The exercise: Quote the records that follow in full and exactly; leave out the pictures.

Records to process:

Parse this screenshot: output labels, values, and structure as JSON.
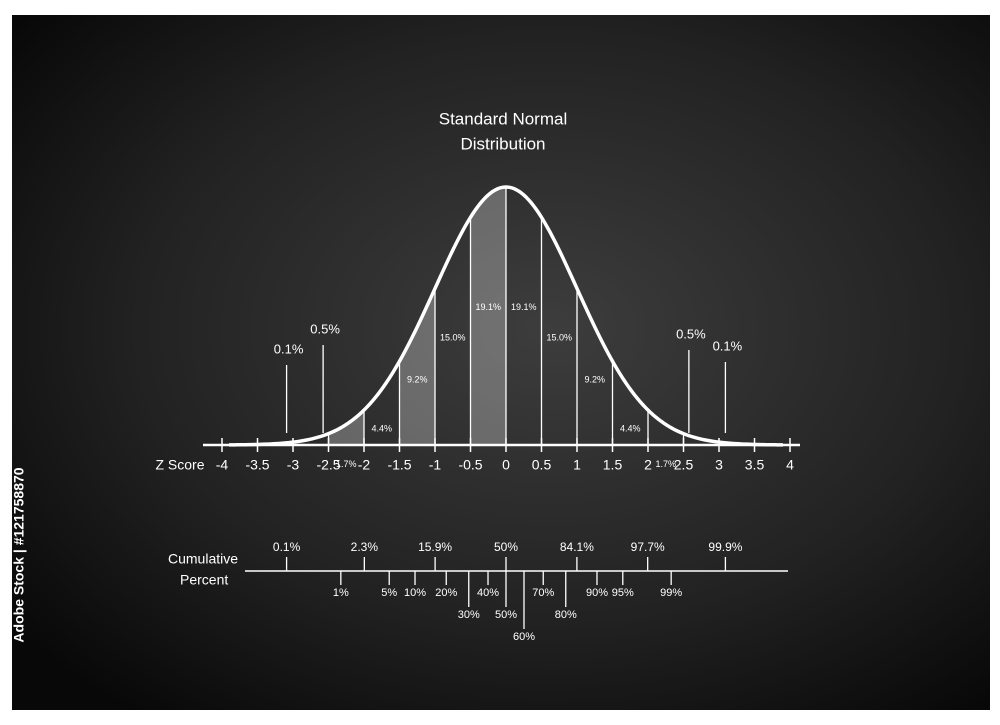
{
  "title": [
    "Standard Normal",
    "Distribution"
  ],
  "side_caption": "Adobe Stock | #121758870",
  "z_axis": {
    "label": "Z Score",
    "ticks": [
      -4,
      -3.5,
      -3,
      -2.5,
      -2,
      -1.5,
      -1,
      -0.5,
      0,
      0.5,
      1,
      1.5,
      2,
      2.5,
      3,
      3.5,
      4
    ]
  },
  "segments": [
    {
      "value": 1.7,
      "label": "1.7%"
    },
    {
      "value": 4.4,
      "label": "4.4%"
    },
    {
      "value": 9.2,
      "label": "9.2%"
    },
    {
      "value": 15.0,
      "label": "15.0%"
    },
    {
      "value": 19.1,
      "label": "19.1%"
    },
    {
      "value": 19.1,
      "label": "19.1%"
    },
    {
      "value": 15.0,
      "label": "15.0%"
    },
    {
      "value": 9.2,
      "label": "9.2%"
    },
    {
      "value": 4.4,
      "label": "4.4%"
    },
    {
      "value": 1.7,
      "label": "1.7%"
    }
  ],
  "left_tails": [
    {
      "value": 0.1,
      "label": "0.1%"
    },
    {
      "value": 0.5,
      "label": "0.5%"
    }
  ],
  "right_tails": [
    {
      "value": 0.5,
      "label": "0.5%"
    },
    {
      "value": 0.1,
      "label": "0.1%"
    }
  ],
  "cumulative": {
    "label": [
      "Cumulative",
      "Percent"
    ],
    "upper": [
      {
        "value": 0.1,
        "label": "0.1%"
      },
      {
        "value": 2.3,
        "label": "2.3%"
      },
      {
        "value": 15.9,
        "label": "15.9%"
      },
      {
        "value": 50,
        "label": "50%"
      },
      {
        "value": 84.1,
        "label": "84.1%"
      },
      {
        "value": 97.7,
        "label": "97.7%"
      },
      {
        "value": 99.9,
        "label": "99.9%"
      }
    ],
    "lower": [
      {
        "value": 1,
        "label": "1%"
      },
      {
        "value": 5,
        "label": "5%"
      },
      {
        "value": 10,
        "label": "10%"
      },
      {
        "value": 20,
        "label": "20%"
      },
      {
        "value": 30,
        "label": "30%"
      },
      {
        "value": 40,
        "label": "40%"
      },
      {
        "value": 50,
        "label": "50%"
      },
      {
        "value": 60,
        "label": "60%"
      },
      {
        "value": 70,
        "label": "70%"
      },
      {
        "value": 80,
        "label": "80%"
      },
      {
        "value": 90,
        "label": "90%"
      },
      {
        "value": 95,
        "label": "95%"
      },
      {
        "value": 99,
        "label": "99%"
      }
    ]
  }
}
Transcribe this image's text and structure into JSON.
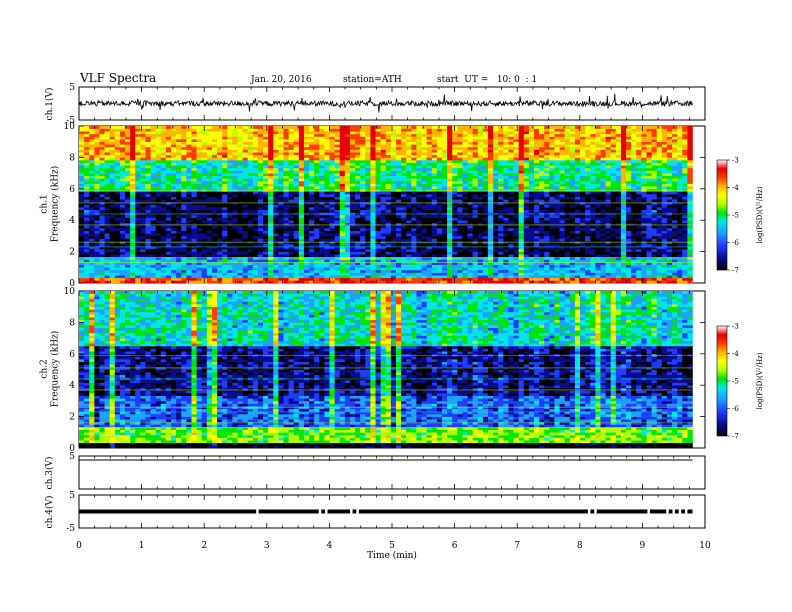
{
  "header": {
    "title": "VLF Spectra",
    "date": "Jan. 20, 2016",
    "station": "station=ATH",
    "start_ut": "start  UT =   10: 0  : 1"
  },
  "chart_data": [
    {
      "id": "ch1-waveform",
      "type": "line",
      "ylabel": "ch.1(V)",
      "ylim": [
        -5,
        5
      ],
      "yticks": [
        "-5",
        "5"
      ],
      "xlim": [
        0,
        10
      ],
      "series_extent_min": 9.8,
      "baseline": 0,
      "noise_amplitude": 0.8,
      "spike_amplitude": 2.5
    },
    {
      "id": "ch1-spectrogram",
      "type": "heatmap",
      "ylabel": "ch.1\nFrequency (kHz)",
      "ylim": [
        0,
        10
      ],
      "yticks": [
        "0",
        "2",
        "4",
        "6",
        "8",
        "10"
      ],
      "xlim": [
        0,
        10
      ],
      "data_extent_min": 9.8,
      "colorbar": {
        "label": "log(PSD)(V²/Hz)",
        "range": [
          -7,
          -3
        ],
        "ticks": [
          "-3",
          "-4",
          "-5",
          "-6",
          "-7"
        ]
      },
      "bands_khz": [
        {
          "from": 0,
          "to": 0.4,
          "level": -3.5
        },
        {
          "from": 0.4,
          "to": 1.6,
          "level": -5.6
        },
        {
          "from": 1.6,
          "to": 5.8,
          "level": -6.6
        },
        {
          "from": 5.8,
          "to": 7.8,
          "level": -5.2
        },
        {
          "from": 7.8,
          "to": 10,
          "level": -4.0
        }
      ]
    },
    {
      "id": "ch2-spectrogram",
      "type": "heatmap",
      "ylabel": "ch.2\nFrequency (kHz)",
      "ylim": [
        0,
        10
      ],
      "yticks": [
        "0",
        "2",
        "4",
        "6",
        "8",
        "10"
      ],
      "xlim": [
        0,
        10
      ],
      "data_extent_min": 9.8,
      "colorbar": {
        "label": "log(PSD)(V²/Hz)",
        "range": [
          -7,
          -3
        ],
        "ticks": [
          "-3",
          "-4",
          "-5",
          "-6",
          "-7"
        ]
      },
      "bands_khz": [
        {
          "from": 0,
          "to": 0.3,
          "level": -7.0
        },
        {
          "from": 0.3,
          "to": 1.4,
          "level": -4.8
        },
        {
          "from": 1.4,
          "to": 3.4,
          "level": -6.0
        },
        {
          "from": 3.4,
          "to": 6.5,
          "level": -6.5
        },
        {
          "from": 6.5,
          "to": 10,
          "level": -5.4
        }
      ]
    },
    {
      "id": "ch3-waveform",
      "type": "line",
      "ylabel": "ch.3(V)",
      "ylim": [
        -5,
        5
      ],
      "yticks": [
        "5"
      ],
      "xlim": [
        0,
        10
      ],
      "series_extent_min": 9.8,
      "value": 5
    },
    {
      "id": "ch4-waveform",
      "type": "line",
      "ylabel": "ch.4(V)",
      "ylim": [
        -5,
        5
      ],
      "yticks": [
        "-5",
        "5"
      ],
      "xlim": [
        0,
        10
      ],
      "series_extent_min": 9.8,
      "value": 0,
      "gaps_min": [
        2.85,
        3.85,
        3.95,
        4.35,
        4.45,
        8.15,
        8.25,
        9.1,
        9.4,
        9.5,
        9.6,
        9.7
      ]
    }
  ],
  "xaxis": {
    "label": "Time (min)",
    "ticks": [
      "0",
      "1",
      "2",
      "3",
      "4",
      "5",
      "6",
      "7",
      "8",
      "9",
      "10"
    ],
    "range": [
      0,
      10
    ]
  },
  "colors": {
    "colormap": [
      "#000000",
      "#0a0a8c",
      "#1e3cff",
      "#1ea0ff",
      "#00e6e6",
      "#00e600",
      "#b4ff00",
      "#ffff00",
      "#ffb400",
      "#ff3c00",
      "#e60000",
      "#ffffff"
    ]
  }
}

Solution below:
Parse this screenshot: output labels, values, and structure as JSON.
{
  "title": [
    "Standard Normal",
    "Distribution"
  ],
  "side_caption": "Adobe Stock | #121758870",
  "z_axis": {
    "label": "Z Score",
    "ticks": [
      -4,
      -3.5,
      -3,
      -2.5,
      -2,
      -1.5,
      -1,
      -0.5,
      0,
      0.5,
      1,
      1.5,
      2,
      2.5,
      3,
      3.5,
      4
    ]
  },
  "segments": [
    {
      "value": 1.7,
      "label": "1.7%"
    },
    {
      "value": 4.4,
      "label": "4.4%"
    },
    {
      "value": 9.2,
      "label": "9.2%"
    },
    {
      "value": 15.0,
      "label": "15.0%"
    },
    {
      "value": 19.1,
      "label": "19.1%"
    },
    {
      "value": 19.1,
      "label": "19.1%"
    },
    {
      "value": 15.0,
      "label": "15.0%"
    },
    {
      "value": 9.2,
      "label": "9.2%"
    },
    {
      "value": 4.4,
      "label": "4.4%"
    },
    {
      "value": 1.7,
      "label": "1.7%"
    }
  ],
  "left_tails": [
    {
      "value": 0.1,
      "label": "0.1%"
    },
    {
      "value": 0.5,
      "label": "0.5%"
    }
  ],
  "right_tails": [
    {
      "value": 0.5,
      "label": "0.5%"
    },
    {
      "value": 0.1,
      "label": "0.1%"
    }
  ],
  "cumulative": {
    "label": [
      "Cumulative",
      "Percent"
    ],
    "upper": [
      {
        "value": 0.1,
        "label": "0.1%"
      },
      {
        "value": 2.3,
        "label": "2.3%"
      },
      {
        "value": 15.9,
        "label": "15.9%"
      },
      {
        "value": 50,
        "label": "50%"
      },
      {
        "value": 84.1,
        "label": "84.1%"
      },
      {
        "value": 97.7,
        "label": "97.7%"
      },
      {
        "value": 99.9,
        "label": "99.9%"
      }
    ],
    "lower": [
      {
        "value": 1,
        "label": "1%"
      },
      {
        "value": 5,
        "label": "5%"
      },
      {
        "value": 10,
        "label": "10%"
      },
      {
        "value": 20,
        "label": "20%"
      },
      {
        "value": 30,
        "label": "30%"
      },
      {
        "value": 40,
        "label": "40%"
      },
      {
        "value": 50,
        "label": "50%"
      },
      {
        "value": 60,
        "label": "60%"
      },
      {
        "value": 70,
        "label": "70%"
      },
      {
        "value": 80,
        "label": "80%"
      },
      {
        "value": 90,
        "label": "90%"
      },
      {
        "value": 95,
        "label": "95%"
      },
      {
        "value": 99,
        "label": "99%"
      }
    ]
  }
}
Transcribe this image's text and structure into JSON.
{
  "header": {
    "title": "VLF Spectra",
    "date": "Jan. 20, 2016",
    "station": "station=ATH",
    "start_ut": "start  UT =   10: 0  : 1"
  },
  "chart_data": [
    {
      "id": "ch1-waveform",
      "type": "line",
      "ylabel": "ch.1(V)",
      "ylim": [
        -5,
        5
      ],
      "yticks": [
        "-5",
        "5"
      ],
      "xlim": [
        0,
        10
      ],
      "series_extent_min": 9.8,
      "baseline": 0,
      "noise_amplitude": 0.8,
      "spike_amplitude": 2.5
    },
    {
      "id": "ch1-spectrogram",
      "type": "heatmap",
      "ylabel": "ch.1\nFrequency (kHz)",
      "ylim": [
        0,
        10
      ],
      "yticks": [
        "0",
        "2",
        "4",
        "6",
        "8",
        "10"
      ],
      "xlim": [
        0,
        10
      ],
      "data_extent_min": 9.8,
      "colorbar": {
        "label": "log(PSD)(V²/Hz)",
        "range": [
          -7,
          -3
        ],
        "ticks": [
          "-3",
          "-4",
          "-5",
          "-6",
          "-7"
        ]
      },
      "bands_khz": [
        {
          "from": 0,
          "to": 0.4,
          "level": -3.5
        },
        {
          "from": 0.4,
          "to": 1.6,
          "level": -5.6
        },
        {
          "from": 1.6,
          "to": 5.8,
          "level": -6.6
        },
        {
          "from": 5.8,
          "to": 7.8,
          "level": -5.2
        },
        {
          "from": 7.8,
          "to": 10,
          "level": -4.0
        }
      ]
    },
    {
      "id": "ch2-spectrogram",
      "type": "heatmap",
      "ylabel": "ch.2\nFrequency (kHz)",
      "ylim": [
        0,
        10
      ],
      "yticks": [
        "0",
        "2",
        "4",
        "6",
        "8",
        "10"
      ],
      "xlim": [
        0,
        10
      ],
      "data_extent_min": 9.8,
      "colorbar": {
        "label": "log(PSD)(V²/Hz)",
        "range": [
          -7,
          -3
        ],
        "ticks": [
          "-3",
          "-4",
          "-5",
          "-6",
          "-7"
        ]
      },
      "bands_khz": [
        {
          "from": 0,
          "to": 0.3,
          "level": -7.0
        },
        {
          "from": 0.3,
          "to": 1.4,
          "level": -4.8
        },
        {
          "from": 1.4,
          "to": 3.4,
          "level": -6.0
        },
        {
          "from": 3.4,
          "to": 6.5,
          "level": -6.5
        },
        {
          "from": 6.5,
          "to": 10,
          "level": -5.4
        }
      ]
    },
    {
      "id": "ch3-waveform",
      "type": "line",
      "ylabel": "ch.3(V)",
      "ylim": [
        -5,
        5
      ],
      "yticks": [
        "5"
      ],
      "xlim": [
        0,
        10
      ],
      "series_extent_min": 9.8,
      "value": 5
    },
    {
      "id": "ch4-waveform",
      "type": "line",
      "ylabel": "ch.4(V)",
      "ylim": [
        -5,
        5
      ],
      "yticks": [
        "-5",
        "5"
      ],
      "xlim": [
        0,
        10
      ],
      "series_extent_min": 9.8,
      "value": 0,
      "gaps_min": [
        2.85,
        3.85,
        3.95,
        4.35,
        4.45,
        8.15,
        8.25,
        9.1,
        9.4,
        9.5,
        9.6,
        9.7
      ]
    }
  ],
  "xaxis": {
    "label": "Time (min)",
    "ticks": [
      "0",
      "1",
      "2",
      "3",
      "4",
      "5",
      "6",
      "7",
      "8",
      "9",
      "10"
    ],
    "range": [
      0,
      10
    ]
  },
  "colors": {
    "colormap": [
      "#000000",
      "#0a0a8c",
      "#1e3cff",
      "#1ea0ff",
      "#00e6e6",
      "#00e600",
      "#b4ff00",
      "#ffff00",
      "#ffb400",
      "#ff3c00",
      "#e60000",
      "#ffffff"
    ]
  }
}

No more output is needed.